■ **EXERCISE DESCRIPTION**: Search the records for the string "Sugars" and copy every line in which it appears.

Items from a dataset:
------------------------------------
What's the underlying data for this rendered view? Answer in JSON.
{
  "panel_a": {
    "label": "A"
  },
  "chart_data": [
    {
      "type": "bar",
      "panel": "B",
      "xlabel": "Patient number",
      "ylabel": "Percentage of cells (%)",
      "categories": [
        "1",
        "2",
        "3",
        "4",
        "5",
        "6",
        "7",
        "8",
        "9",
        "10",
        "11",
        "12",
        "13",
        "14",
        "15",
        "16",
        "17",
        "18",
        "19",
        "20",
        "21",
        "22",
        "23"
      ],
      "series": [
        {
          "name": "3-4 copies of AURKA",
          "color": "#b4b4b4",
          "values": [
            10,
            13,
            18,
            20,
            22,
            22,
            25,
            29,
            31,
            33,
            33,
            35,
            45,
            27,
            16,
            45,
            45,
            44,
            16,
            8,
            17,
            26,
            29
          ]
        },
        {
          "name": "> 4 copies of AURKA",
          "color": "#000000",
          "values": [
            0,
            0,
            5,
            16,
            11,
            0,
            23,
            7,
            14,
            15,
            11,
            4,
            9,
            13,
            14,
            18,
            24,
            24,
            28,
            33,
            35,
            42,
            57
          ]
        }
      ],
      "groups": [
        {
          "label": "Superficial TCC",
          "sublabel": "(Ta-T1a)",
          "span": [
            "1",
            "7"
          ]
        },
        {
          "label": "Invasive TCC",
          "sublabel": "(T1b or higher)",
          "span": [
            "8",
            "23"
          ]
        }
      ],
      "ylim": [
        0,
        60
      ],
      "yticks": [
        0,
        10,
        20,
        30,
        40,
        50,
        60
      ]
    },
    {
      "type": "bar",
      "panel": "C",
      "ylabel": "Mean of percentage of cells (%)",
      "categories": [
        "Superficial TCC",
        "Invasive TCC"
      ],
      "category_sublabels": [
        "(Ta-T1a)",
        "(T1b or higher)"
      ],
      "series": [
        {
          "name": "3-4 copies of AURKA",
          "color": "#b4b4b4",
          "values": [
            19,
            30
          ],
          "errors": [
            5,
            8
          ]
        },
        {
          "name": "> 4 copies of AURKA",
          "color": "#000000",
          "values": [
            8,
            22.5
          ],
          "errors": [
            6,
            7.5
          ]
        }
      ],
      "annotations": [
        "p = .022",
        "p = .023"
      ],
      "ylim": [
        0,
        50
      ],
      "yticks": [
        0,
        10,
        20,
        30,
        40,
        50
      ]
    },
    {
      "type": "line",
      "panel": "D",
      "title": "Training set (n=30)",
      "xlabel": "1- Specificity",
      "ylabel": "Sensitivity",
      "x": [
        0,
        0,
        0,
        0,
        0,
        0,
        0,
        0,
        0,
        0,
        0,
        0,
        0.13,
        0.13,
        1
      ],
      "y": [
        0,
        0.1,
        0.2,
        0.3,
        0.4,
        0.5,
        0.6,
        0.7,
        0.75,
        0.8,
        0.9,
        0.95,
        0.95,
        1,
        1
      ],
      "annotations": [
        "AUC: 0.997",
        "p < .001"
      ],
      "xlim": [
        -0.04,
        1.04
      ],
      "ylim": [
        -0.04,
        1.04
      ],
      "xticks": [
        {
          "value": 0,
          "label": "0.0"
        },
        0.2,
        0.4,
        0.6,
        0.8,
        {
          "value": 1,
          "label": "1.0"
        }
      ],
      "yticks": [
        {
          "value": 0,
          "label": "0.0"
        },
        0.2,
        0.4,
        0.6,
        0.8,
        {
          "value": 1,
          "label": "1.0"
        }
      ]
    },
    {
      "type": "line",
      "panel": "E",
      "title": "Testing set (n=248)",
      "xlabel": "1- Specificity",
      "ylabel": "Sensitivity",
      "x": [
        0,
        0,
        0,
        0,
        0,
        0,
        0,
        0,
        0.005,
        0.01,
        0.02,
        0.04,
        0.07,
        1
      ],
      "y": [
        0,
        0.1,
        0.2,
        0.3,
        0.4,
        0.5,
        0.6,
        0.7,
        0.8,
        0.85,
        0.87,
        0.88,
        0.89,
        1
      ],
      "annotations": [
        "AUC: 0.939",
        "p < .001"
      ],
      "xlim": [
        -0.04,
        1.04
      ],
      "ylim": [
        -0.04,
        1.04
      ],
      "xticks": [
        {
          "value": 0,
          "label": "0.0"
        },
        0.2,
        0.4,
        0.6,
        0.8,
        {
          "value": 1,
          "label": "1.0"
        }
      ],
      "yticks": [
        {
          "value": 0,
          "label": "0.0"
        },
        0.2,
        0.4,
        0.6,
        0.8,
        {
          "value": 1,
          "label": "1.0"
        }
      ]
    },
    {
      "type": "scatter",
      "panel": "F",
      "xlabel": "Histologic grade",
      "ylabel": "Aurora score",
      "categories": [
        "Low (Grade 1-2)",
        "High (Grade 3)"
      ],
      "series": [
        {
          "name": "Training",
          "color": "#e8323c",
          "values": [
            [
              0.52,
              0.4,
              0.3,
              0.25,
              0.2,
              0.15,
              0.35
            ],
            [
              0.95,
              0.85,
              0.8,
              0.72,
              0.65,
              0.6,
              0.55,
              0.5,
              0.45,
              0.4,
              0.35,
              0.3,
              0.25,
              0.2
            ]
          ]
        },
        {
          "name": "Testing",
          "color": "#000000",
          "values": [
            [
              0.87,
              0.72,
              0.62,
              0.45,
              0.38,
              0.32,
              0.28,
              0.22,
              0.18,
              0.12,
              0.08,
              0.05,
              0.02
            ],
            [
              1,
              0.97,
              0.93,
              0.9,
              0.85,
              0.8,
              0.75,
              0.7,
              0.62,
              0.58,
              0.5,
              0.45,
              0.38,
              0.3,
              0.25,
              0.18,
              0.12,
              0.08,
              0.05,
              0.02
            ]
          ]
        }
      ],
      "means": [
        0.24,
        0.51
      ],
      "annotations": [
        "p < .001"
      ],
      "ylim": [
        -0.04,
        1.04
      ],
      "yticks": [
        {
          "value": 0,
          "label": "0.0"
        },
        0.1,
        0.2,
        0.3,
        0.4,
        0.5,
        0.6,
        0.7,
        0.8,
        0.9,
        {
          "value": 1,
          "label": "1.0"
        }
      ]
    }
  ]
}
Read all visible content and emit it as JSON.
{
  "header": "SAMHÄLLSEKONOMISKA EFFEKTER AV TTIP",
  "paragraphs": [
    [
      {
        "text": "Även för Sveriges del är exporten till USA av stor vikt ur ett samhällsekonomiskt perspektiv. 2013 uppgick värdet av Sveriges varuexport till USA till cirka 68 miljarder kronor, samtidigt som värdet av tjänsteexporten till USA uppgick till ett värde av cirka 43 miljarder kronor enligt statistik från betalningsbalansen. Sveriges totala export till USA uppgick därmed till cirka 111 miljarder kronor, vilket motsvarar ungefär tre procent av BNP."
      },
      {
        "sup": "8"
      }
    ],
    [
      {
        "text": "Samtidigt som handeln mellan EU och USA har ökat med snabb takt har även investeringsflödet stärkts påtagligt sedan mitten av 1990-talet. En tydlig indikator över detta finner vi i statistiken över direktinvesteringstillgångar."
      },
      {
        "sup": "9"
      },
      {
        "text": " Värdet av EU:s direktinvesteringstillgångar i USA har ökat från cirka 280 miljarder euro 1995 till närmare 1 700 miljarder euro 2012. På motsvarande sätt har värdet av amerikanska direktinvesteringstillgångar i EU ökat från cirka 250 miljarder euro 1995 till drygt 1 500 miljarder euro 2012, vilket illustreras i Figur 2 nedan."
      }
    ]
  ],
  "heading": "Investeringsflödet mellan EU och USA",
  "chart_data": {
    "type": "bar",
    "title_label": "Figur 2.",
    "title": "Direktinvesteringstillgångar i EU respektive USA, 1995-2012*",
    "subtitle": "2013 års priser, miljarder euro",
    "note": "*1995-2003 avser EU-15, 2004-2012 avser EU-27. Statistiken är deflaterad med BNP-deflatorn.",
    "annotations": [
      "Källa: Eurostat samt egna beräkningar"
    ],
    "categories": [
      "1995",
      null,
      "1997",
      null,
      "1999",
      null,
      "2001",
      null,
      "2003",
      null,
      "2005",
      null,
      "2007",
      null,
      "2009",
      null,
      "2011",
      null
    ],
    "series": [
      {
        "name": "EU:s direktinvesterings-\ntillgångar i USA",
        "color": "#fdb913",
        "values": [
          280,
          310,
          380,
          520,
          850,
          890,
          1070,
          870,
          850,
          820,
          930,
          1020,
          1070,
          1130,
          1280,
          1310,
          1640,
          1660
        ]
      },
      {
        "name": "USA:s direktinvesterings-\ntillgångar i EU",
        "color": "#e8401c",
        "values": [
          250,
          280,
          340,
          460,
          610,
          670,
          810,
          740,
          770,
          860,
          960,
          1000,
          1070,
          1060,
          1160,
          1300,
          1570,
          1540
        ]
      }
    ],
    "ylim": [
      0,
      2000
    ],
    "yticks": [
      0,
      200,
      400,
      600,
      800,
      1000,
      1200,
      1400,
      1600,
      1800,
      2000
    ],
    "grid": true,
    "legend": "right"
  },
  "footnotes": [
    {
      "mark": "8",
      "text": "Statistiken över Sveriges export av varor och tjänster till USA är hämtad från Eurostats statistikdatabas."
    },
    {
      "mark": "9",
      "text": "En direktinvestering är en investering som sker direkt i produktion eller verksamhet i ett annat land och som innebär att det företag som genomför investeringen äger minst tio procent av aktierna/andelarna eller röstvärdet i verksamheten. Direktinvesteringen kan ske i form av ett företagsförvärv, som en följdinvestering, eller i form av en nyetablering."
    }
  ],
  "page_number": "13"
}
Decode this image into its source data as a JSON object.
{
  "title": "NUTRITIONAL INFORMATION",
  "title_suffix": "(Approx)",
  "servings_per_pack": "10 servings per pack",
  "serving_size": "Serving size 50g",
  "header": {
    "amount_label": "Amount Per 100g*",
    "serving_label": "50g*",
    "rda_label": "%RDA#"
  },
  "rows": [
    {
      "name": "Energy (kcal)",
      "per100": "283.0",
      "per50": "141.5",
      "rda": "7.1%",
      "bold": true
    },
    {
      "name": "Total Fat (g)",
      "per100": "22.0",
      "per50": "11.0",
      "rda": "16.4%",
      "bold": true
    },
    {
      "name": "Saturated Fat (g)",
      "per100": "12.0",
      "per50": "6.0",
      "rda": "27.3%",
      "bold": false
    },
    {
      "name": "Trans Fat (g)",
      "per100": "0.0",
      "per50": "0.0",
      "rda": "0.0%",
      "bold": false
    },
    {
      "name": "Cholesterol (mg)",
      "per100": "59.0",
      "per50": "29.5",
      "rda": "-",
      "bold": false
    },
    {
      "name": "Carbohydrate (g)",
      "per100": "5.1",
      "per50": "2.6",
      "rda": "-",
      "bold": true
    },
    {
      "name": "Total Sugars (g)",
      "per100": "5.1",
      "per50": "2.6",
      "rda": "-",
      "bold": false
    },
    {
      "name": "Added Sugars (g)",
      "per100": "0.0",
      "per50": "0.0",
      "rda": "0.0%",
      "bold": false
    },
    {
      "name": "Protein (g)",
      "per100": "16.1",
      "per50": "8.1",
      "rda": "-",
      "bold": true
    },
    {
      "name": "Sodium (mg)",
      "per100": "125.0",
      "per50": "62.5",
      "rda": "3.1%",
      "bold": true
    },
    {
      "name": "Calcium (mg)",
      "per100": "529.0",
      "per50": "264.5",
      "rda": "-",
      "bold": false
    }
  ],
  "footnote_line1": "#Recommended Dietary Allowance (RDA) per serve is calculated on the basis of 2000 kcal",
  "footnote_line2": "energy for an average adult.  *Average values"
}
------------------------------------
■ **EXPECTED ANSWER**:
      "name": "Total Sugars (g)",
      "name": "Added Sugars (g)",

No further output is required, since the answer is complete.